━━━ Given text

Steve Ballmer said the iPhone was... Stop again. What did I tell you about a Ballmer quote concerning Apple? He's wrong. He has a competing product to sell — what would you expect him to say?

Is a 3G-capable iPhone coming? Yes.

When? Ask Steve Jobs. If you don't know him, you'll have to wait like the rest of us. The Magic 8-Ball says, "It's coming this month."

Should I buy an iPhone now? Normally, I'd say that's highly dependent on your current needs. But at this moment, I can't recommend buying. We're so close to Apple's Worldwide Developers Conference, which starts June 9, and there's a definite lack of iPhones in the wild. I'm sure this is not a coincidence. With rumors stating that the new iPhone model will have an onboard front-facing camera for videoconferencing, built-in GPS, fast 3G data transfer, higher-capacity memory, a more nifty case design, and the ability to make toast to go, I think it's a safe bet to wait a couple of weeks. (I'm kidding about the toast.) Even if none of these features appeals to you, you'll still benefit from any price drop for the previous-generation model.

Other phones have touch screens now. Are they like the iPhone's? While competitors continue to increase the number of phones with touch screens, no other phone has multi-touch capability, and this missing feature alone guarantees a half-hearted touch-screen experience. Multi-touch is the ability to use multiple fingers to perform actions. Its execution means everything in the world of touch screens. On a small screen, space is extremely limited, and every button, element or line takes up precious real estate. It's not long before small screens get cluttered, leaving little room for displaying actual media or data. Consider this scenario: zooming in and out on digital photos. With a non-Apple interface, I can press an on-screen magnifying icon to zoom in and out. To move to the next photo, I press arrows on the screen. If the developers designed the interface well enough, there would be a simple way to get the interface elements out of the way so I can view my media full-screen. However, with an interface that supports multi-touch — such as the one on the iPhone — you can use multiple fingers to invoke a response, say "pinching" two fingers together to zoom in and out of photographs, Web pages, maps, e-mails and their attachments. Multi-touch support allows you to perform actions without cluttering up the interface.

You're obviously biased, or a fanboy, or both. What are other people saying about the other touch-screen phones? Ya think? Anyway, here's a review from the Chicago Tribune of two potential iPhone killers: the LG Vu and the Verizon XV6900. If you wish to skip the gory details, here's a few quotes:

About the Vu, the Tribune's Eric Benderoff said, "Unlike with the iPhone, I needed to press firmly, and I often hit the wrong keys because the letters are squished together. ...More important, the haptics controls didn't work well for the other functions that the iPhone has made simple: scrolling through the content on your phone or surfing the Web. For instance, you can't use a finger swipe to move through pictures or, in what enthralls many iPhone owners, use two fingers to enlarge an image or Web page."

━━━━━━

◆ Directives:
(A) According to the iPhone piece, on what date does Apple's Worldwide Developers Conference start?
(B) Reproduce the iPhone piece verbatim from "When? Ask Steve" to "the previous-generation model.".

━━━ Stored records

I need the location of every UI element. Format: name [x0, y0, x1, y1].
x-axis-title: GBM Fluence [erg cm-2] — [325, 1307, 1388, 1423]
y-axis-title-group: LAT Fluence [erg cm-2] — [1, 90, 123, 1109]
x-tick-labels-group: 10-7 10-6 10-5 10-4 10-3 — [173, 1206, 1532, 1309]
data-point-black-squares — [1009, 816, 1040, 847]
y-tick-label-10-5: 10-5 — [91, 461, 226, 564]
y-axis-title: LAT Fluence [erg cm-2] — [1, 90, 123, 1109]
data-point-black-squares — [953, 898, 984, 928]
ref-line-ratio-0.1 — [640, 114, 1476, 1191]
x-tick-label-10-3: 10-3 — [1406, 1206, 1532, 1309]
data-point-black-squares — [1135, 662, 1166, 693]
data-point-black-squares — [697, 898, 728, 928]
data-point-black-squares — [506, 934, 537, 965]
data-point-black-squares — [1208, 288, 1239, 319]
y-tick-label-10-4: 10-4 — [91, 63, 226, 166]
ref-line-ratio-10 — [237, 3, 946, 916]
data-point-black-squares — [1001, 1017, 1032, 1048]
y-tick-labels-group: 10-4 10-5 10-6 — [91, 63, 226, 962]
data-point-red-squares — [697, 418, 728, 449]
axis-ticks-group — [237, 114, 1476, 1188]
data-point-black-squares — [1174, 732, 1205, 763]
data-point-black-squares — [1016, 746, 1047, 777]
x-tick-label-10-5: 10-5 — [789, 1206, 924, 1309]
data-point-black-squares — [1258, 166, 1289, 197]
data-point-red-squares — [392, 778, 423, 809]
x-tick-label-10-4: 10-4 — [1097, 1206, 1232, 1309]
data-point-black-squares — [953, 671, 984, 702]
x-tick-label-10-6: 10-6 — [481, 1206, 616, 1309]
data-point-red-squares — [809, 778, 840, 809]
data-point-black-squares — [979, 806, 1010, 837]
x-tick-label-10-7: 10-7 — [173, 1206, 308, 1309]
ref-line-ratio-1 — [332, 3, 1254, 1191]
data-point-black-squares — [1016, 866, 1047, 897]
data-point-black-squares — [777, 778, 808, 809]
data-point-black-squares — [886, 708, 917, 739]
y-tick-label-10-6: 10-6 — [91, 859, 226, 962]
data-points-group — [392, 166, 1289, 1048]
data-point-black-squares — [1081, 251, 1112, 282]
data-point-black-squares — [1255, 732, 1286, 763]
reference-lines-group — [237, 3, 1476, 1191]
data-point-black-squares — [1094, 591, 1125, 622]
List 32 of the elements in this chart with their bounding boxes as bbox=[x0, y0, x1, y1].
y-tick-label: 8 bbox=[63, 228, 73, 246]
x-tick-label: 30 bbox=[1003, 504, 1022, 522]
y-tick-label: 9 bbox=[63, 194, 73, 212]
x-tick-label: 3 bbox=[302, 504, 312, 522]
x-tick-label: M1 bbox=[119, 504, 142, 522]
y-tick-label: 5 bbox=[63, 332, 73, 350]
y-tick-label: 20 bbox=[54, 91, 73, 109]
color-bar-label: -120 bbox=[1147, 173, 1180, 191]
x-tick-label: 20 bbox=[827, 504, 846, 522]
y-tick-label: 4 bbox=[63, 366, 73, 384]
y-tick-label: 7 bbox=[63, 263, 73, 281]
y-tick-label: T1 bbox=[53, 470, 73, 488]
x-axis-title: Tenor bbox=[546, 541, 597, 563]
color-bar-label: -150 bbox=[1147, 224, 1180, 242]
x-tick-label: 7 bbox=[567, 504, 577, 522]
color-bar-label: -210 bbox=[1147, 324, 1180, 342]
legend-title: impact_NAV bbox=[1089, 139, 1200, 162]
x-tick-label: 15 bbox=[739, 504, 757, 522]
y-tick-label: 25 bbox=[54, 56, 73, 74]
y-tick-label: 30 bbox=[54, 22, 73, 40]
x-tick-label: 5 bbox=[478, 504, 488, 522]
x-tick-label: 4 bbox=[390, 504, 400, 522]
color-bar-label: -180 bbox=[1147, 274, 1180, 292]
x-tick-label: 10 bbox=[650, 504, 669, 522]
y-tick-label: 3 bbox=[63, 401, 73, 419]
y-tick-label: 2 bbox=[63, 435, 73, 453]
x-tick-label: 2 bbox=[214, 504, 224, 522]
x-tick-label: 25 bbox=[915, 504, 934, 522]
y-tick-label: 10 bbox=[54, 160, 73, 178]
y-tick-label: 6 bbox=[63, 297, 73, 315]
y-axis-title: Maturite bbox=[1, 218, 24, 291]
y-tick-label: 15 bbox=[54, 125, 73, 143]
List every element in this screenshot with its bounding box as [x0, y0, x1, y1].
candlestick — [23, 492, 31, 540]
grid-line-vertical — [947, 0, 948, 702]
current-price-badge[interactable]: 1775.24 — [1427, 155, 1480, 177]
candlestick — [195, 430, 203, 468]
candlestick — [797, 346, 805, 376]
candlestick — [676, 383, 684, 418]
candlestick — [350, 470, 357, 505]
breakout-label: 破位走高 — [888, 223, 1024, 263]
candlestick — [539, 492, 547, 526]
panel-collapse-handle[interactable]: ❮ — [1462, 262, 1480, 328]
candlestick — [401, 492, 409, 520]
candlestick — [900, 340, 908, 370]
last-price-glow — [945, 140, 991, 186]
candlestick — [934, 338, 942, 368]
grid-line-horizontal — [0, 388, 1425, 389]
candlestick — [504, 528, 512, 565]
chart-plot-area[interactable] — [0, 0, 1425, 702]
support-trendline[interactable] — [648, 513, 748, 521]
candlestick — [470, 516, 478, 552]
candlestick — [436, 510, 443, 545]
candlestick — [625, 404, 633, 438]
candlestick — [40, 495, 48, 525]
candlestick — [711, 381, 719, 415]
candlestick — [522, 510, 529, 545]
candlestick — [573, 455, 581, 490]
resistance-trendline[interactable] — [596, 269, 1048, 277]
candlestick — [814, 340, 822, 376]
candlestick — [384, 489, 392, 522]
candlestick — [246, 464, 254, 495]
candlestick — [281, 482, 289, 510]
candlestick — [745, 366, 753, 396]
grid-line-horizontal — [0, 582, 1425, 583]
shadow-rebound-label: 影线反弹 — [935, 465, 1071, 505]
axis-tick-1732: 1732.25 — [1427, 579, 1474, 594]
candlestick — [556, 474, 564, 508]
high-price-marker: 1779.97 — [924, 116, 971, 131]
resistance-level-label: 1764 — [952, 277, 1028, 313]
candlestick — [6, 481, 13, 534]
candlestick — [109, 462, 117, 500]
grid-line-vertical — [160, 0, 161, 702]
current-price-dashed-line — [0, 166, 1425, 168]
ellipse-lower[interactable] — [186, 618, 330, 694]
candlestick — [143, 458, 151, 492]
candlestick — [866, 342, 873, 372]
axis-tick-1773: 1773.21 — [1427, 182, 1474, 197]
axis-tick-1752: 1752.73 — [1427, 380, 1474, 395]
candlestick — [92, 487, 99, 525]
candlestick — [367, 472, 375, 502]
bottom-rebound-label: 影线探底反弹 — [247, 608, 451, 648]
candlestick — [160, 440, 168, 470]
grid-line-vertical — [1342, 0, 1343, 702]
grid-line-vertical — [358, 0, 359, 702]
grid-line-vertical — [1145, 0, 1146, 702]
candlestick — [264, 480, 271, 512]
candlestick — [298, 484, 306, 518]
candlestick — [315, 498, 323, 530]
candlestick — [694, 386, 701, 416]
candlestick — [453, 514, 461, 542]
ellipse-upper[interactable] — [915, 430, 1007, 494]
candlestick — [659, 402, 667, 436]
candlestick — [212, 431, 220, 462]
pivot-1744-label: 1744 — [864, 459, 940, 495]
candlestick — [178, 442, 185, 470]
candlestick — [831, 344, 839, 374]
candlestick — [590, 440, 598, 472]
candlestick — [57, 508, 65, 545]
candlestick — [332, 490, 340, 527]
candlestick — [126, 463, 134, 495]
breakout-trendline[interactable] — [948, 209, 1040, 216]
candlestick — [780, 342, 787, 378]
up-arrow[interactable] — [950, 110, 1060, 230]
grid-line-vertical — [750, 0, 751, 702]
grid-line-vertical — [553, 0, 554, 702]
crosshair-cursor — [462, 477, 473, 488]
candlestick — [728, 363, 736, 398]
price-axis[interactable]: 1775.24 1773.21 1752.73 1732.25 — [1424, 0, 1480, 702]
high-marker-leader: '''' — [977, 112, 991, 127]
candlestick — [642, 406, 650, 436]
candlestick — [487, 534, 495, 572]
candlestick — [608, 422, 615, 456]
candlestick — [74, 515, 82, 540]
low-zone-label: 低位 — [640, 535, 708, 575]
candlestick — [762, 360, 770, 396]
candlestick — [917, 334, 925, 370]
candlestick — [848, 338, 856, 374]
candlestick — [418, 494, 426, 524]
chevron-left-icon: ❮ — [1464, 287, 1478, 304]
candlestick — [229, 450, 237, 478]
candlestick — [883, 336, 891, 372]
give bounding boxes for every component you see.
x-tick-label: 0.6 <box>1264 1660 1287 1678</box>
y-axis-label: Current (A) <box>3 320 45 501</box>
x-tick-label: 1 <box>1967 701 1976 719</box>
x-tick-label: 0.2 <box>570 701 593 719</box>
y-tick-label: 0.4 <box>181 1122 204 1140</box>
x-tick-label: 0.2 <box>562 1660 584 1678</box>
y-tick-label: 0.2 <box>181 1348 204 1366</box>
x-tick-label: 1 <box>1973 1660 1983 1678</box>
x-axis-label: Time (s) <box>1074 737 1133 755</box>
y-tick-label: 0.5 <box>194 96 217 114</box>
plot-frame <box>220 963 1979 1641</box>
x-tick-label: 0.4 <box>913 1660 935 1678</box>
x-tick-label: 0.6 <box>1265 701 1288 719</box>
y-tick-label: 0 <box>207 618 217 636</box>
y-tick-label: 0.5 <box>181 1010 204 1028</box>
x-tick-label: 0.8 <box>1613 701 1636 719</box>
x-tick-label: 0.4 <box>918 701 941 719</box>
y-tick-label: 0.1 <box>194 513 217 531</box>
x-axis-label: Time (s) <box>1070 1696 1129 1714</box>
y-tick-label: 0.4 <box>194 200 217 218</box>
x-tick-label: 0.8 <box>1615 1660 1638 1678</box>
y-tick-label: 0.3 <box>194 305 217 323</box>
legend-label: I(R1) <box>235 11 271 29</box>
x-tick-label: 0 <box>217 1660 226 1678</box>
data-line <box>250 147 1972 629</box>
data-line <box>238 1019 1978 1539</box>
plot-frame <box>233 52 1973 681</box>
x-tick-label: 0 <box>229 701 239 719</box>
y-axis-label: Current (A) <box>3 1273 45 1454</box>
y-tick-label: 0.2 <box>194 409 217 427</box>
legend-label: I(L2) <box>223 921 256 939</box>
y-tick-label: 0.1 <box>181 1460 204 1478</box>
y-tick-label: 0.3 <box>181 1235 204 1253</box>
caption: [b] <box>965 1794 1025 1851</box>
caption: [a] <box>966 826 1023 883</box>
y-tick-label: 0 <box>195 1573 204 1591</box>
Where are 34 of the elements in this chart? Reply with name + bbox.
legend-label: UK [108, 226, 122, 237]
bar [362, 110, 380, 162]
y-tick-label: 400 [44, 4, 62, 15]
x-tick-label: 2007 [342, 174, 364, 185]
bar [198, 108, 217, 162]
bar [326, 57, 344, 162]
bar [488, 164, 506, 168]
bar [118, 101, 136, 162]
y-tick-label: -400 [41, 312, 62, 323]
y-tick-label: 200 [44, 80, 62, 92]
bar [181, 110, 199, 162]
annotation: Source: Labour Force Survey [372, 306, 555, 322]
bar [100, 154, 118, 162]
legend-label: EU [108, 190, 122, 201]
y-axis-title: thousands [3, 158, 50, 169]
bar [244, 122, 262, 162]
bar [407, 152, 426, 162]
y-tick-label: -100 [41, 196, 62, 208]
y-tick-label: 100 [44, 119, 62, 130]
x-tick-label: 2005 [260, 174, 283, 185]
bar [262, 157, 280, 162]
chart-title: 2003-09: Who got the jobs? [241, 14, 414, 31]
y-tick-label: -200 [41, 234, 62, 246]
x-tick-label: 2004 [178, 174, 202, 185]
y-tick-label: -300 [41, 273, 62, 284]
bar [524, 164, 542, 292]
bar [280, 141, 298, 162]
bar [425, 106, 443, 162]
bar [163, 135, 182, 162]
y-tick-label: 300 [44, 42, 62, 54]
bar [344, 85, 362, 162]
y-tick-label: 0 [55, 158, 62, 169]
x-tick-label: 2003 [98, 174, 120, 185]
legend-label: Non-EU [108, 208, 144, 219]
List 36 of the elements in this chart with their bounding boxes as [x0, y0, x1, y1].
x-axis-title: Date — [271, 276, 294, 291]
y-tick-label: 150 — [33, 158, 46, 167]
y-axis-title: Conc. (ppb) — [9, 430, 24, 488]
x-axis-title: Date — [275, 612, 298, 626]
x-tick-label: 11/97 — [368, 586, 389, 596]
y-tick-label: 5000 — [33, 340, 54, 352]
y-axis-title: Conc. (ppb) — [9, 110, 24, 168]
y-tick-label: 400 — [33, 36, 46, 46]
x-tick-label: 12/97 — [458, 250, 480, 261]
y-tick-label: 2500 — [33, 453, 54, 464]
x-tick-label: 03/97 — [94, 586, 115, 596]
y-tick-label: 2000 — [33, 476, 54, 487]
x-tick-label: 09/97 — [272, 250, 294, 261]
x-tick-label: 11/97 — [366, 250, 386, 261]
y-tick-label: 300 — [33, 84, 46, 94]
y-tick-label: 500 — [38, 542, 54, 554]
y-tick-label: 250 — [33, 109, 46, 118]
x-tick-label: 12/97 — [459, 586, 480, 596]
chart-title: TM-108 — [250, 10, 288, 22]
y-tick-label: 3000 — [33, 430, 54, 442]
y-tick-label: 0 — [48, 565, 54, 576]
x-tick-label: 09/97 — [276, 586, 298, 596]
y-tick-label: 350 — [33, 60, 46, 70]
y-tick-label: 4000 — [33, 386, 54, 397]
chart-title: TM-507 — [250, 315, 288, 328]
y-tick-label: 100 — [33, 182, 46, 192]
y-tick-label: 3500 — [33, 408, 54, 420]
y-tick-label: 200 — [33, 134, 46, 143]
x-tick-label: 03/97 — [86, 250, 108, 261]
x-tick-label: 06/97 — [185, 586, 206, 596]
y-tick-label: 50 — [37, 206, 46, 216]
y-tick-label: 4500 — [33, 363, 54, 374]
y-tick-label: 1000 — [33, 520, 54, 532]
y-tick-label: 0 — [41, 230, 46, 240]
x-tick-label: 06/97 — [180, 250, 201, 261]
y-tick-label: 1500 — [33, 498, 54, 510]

━━━━━━

◆ Solutions for each task:
(A) June 9

(B)
When? Ask Steve Jobs. If you don't know him, you'll have to wait like the rest of us. The Magic 8-Ball says, "It's coming this month."

Should I buy an iPhone now? Normally, I'd say that's highly dependent on your current needs. But at this moment, I can't recommend buying. We're so close to Apple's Worldwide Developers Conference, which starts June 9, and there's a definite lack of iPhones in the wild. I'm sure this is not a coincidence. With rumors stating that the new iPhone model will have an onboard front-facing camera for videoconferencing, built-in GPS, fast 3G data transfer, higher-capacity memory, a more nifty case design, and the ability to make toast to go, I think it's a safe bet to wait a couple of weeks. (I'm kidding about the toast.) Even if none of these features appeals to you, you'll still benefit from any price drop for the previous-generation model.